▶ [REQUIREMENTS]:
Report, as a bare number, how many lines of the material below contain the word "Степана".

▶ [INFORMATION SHOWN]:
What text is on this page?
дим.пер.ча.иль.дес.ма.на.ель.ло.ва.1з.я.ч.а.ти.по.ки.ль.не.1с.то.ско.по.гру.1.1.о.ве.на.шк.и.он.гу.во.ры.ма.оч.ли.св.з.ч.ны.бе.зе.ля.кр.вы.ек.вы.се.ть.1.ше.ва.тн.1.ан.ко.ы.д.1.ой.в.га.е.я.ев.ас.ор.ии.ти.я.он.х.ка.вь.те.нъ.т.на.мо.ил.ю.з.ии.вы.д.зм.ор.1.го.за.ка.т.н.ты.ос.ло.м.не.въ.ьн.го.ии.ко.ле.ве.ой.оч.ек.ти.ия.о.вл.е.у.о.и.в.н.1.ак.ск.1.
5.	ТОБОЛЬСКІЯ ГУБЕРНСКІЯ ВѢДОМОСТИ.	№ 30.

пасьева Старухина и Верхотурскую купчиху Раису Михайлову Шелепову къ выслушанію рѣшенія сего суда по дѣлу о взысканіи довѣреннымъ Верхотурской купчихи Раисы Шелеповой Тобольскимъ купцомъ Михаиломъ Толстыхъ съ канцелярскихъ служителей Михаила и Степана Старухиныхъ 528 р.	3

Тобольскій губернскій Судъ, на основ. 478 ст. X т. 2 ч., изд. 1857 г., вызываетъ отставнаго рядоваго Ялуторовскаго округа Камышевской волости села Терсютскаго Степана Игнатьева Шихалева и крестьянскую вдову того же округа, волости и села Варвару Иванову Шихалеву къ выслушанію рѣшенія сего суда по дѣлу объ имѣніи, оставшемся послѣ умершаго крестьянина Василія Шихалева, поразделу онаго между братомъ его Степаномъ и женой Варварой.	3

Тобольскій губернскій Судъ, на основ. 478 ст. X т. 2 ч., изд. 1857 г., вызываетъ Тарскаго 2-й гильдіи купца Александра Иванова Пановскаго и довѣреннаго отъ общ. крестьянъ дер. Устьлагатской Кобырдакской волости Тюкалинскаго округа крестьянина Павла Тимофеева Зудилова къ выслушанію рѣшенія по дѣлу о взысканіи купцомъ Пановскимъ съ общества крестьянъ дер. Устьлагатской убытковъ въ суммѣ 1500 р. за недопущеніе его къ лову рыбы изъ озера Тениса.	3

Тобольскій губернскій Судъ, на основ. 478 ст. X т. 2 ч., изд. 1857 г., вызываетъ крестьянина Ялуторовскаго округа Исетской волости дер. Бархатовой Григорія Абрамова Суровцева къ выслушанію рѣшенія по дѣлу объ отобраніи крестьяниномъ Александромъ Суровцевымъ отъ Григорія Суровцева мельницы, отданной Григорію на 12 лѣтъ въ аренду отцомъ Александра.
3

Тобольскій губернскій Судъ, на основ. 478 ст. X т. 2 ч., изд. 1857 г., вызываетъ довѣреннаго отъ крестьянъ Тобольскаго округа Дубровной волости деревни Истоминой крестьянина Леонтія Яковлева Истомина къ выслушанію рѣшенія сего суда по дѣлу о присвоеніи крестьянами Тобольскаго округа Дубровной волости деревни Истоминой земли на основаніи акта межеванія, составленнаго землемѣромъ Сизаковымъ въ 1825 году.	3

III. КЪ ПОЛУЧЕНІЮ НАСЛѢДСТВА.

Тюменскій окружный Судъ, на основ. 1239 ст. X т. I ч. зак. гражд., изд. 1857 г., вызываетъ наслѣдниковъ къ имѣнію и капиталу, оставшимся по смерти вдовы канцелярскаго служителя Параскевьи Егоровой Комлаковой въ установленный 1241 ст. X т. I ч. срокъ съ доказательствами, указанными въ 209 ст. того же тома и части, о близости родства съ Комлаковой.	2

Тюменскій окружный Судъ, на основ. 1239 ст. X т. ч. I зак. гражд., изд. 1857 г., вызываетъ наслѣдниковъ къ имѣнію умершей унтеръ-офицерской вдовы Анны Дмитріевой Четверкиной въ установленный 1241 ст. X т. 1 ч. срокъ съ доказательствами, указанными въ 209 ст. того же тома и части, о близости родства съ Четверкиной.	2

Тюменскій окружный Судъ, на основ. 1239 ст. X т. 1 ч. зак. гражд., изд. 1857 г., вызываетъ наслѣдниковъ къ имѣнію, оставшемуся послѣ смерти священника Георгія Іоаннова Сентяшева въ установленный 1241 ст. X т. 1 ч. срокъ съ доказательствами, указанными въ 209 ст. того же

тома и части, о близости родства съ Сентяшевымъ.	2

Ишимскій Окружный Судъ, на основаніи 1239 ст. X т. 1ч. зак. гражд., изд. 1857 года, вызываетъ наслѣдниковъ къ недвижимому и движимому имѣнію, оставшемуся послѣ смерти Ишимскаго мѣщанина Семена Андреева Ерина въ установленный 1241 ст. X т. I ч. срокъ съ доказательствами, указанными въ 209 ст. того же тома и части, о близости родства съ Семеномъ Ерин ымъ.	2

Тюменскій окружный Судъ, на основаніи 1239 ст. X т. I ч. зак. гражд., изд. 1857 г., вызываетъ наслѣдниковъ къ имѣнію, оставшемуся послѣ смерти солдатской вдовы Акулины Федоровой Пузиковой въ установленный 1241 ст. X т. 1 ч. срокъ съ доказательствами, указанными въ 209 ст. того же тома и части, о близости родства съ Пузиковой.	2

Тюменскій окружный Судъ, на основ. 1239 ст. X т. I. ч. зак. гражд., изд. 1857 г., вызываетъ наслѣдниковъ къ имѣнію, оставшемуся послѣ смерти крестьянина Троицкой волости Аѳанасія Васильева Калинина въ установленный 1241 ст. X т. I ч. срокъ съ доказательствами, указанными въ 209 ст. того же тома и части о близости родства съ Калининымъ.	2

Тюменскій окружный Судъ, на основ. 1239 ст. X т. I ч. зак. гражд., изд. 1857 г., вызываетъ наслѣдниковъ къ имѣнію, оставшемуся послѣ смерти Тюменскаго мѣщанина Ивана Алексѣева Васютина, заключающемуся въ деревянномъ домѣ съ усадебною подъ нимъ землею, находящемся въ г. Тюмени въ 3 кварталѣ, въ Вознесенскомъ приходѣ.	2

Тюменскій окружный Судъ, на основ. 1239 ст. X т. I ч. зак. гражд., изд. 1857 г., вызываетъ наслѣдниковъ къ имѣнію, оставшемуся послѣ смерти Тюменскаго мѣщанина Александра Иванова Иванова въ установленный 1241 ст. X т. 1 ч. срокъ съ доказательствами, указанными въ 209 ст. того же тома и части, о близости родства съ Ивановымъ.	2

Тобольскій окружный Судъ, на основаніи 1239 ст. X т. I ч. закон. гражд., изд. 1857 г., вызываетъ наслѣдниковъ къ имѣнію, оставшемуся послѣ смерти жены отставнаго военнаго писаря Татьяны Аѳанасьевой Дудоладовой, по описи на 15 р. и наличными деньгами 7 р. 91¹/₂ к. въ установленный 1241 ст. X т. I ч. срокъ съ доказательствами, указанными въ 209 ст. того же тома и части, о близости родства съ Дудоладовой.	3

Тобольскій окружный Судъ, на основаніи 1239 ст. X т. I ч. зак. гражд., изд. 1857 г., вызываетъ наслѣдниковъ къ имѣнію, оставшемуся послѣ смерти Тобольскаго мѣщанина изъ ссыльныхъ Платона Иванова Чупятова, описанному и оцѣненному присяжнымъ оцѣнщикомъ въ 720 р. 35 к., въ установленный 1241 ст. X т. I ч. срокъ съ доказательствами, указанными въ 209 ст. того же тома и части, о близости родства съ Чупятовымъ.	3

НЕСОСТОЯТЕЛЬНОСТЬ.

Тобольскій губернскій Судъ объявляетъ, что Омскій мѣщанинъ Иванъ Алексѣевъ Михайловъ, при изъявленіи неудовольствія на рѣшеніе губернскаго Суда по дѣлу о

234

▶ [FINAL ANSWER]:
2